## [Goal of the exercise]
All the data should be repeated exactly. Any image in it is left out.

<<<<

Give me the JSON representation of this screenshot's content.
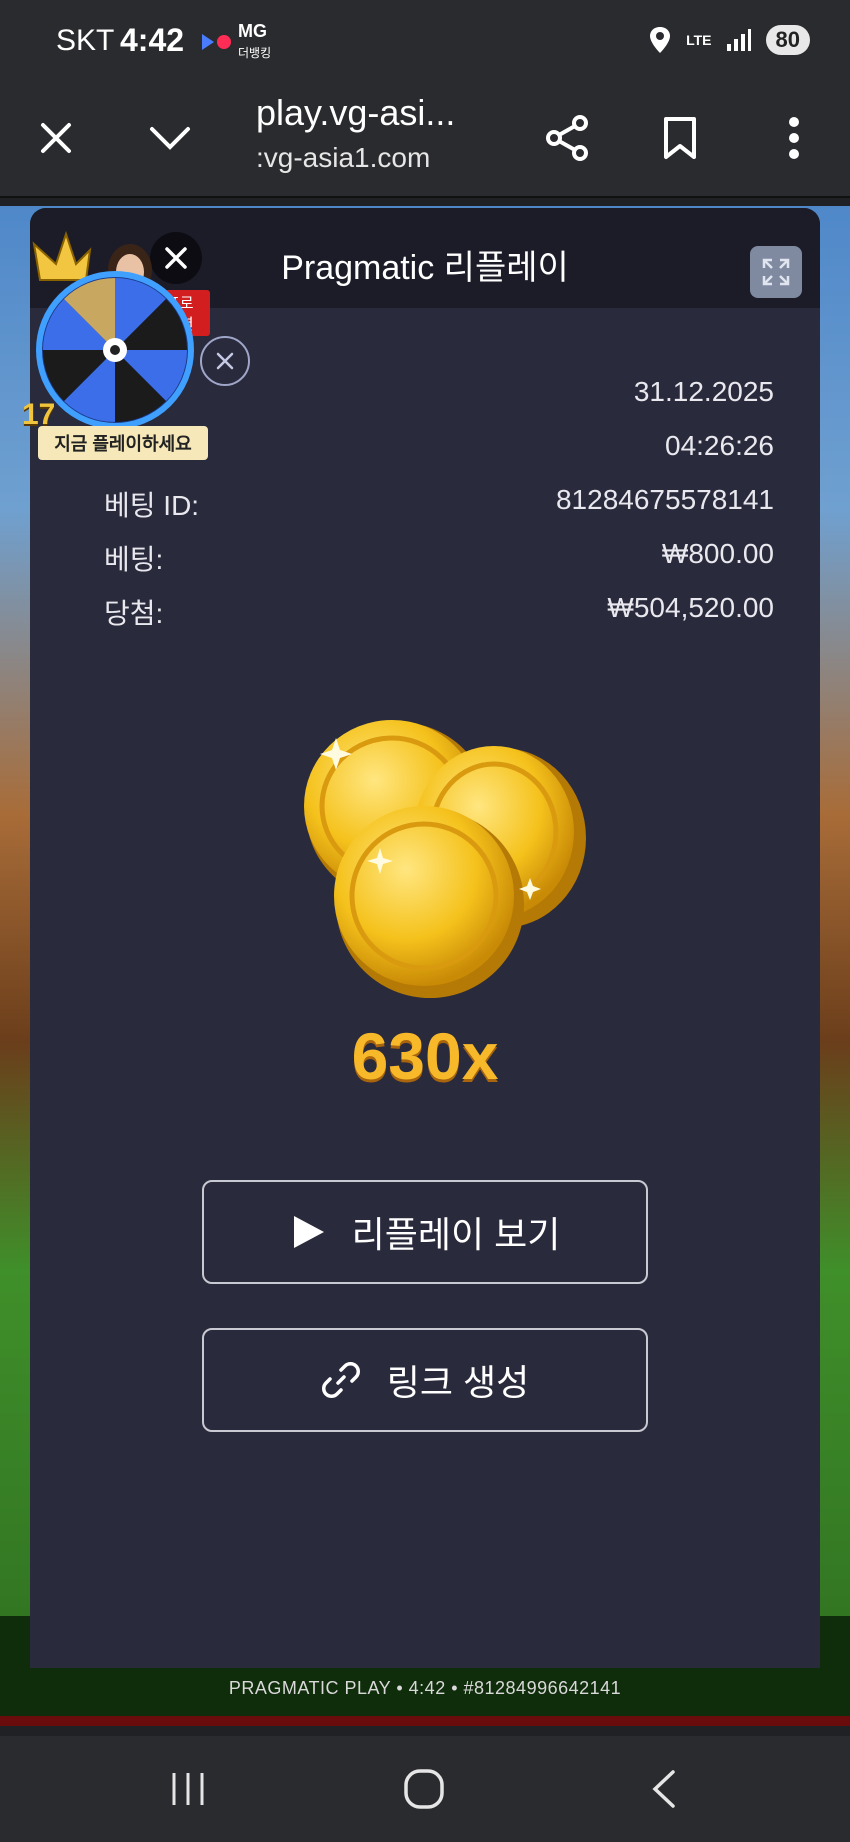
{
  "status_bar": {
    "carrier": "SKT",
    "time": "4:42",
    "app_badge": "MG",
    "app_badge_sub": "더뱅킹",
    "network": "LTE",
    "battery": "80"
  },
  "browser": {
    "page_title": "play.vg-asi...",
    "url": ":vg-asia1.com"
  },
  "modal": {
    "title": "Pragmatic 리플레이",
    "info_rows": [
      {
        "label": "",
        "value": "31.12.2025"
      },
      {
        "label": "",
        "value": "04:26:26"
      },
      {
        "label": "베팅 ID:",
        "value": "81284675578141"
      },
      {
        "label": "베팅:",
        "value": "₩800.00"
      },
      {
        "label": "당첨:",
        "value": "₩504,520.00"
      }
    ],
    "multiplier": "630x",
    "replay_button": "리플레이 보기",
    "link_button": "링크 생성"
  },
  "promo": {
    "badge": "프로모션",
    "amount": "17",
    "caption": "지금 플레이하세요"
  },
  "game": {
    "footer": "PRAGMATIC PLAY • 4:42 • #81284996642141"
  },
  "colors": {
    "modal_bg": "#2a2a3d",
    "multiplier": "#f7b92a",
    "browser_bar": "#2a2b2e"
  }
}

>>>>

## [Exercise solution]
Give me the JSON representation of this screenshot's content.
{
  "status_bar": {
    "carrier": "SKT",
    "time": "4:42",
    "app_badge": "MG",
    "app_badge_sub": "더뱅킹",
    "network": "LTE",
    "battery": "80"
  },
  "browser": {
    "page_title": "play.vg-asi...",
    "url": ":vg-asia1.com"
  },
  "modal": {
    "title": "Pragmatic 리플레이",
    "info_rows": [
      {
        "label": "",
        "value": "31.12.2025"
      },
      {
        "label": "",
        "value": "04:26:26"
      },
      {
        "label": "베팅 ID:",
        "value": "81284675578141"
      },
      {
        "label": "베팅:",
        "value": "₩800.00"
      },
      {
        "label": "당첨:",
        "value": "₩504,520.00"
      }
    ],
    "multiplier": "630x",
    "replay_button": "리플레이 보기",
    "link_button": "링크 생성"
  },
  "promo": {
    "badge": "프로모션",
    "amount": "17",
    "caption": "지금 플레이하세요"
  },
  "game": {
    "footer": "PRAGMATIC PLAY • 4:42 • #81284996642141"
  },
  "colors": {
    "modal_bg": "#2a2a3d",
    "multiplier": "#f7b92a",
    "browser_bar": "#2a2b2e"
  }
}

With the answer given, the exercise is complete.